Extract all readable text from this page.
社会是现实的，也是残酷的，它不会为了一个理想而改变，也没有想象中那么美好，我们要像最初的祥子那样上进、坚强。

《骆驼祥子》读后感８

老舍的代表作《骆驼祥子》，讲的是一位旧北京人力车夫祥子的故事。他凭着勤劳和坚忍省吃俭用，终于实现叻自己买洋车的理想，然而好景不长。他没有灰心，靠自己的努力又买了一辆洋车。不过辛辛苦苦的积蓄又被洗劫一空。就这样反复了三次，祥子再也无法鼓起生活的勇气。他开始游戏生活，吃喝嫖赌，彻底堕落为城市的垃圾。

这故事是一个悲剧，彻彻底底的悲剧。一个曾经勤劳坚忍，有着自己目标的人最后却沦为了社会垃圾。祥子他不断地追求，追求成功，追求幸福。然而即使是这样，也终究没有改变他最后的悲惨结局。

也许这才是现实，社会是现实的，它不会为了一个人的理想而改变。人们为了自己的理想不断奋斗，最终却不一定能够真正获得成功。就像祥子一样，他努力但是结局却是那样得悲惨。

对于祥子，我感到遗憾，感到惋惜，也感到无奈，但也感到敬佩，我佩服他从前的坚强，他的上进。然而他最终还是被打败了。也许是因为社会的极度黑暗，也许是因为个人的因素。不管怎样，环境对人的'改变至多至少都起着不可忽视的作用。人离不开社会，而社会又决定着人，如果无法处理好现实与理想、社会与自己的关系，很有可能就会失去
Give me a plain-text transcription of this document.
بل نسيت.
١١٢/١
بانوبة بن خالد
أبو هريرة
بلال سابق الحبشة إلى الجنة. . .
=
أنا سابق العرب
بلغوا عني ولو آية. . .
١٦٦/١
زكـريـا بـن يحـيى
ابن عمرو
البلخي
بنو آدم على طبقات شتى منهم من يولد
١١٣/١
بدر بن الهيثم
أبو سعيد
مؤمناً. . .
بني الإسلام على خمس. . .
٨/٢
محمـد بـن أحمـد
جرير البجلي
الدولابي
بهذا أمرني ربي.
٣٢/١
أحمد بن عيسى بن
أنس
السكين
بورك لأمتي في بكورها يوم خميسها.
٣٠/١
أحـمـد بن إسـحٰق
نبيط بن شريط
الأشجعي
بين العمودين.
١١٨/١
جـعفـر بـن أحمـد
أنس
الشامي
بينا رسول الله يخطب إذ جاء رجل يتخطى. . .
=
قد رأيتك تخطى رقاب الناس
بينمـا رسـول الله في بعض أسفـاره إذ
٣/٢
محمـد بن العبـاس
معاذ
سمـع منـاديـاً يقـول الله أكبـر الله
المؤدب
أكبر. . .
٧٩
-- -- --
- [DIRECTIVE]
Restate the listing in full, word for word.

- [WRITTEN REPLY]
Extract all readable text from this page.
社会是现实的，也是残酷的，它不会为了一个理想而改变，也没有想象中那么美好，我们要像最初的祥子那样上进、坚强。

《骆驼祥子》读后感８

老舍的代表作《骆驼祥子》，讲的是一位旧北京人力车夫祥子的故事。他凭着勤劳和坚忍省吃俭用，终于实现叻自己买洋车的理想，然而好景不长。他没有灰心，靠自己的努力又买了一辆洋车。不过辛辛苦苦的积蓄又被洗劫一空。就这样反复了三次，祥子再也无法鼓起生活的勇气。他开始游戏生活，吃喝嫖赌，彻底堕落为城市的垃圾。

这故事是一个悲剧，彻彻底底的悲剧。一个曾经勤劳坚忍，有着自己目标的人最后却沦为了社会垃圾。祥子他不断地追求，追求成功，追求幸福。然而即使是这样，也终究没有改变他最后的悲惨结局。

也许这才是现实，社会是现实的，它不会为了一个人的理想而改变。人们为了自己的理想不断奋斗，最终却不一定能够真正获得成功。就像祥子一样，他努力但是结局却是那样得悲惨。

对于祥子，我感到遗憾，感到惋惜，也感到无奈，但也感到敬佩，我佩服他从前的坚强，他的上进。然而他最终还是被打败了。也许是因为社会的极度黑暗，也许是因为个人的因素。不管怎样，环境对人的'改变至多至少都起着不可忽视的作用。人离不开社会，而社会又决定着人，如果无法处理好现实与理想、社会与自己的关系，很有可能就会失去
Give me a plain-text transcription of this document.
بل نسيت.
١١٢/١
بانوبة بن خالد
أبو هريرة
بلال سابق الحبشة إلى الجنة. . .
=
أنا سابق العرب
بلغوا عني ولو آية. . .
١٦٦/١
زكـريـا بـن يحـيى
ابن عمرو
البلخي
بنو آدم على طبقات شتى منهم من يولد
١١٣/١
بدر بن الهيثم
أبو سعيد
مؤمناً. . .
بني الإسلام على خمس. . .
٨/٢
محمـد بـن أحمـد
جرير البجلي
الدولابي
بهذا أمرني ربي.
٣٢/١
أحمد بن عيسى بن
أنس
السكين
بورك لأمتي في بكورها يوم خميسها.
٣٠/١
أحـمـد بن إسـحٰق
نبيط بن شريط
الأشجعي
بين العمودين.
١١٨/١
جـعفـر بـن أحمـد
أنس
الشامي
بينا رسول الله يخطب إذ جاء رجل يتخطى. . .
=
قد رأيتك تخطى رقاب الناس
بينمـا رسـول الله في بعض أسفـاره إذ
٣/٢
محمـد بن العبـاس
معاذ
سمـع منـاديـاً يقـول الله أكبـر الله
المؤدب
أكبر. . .
٧٩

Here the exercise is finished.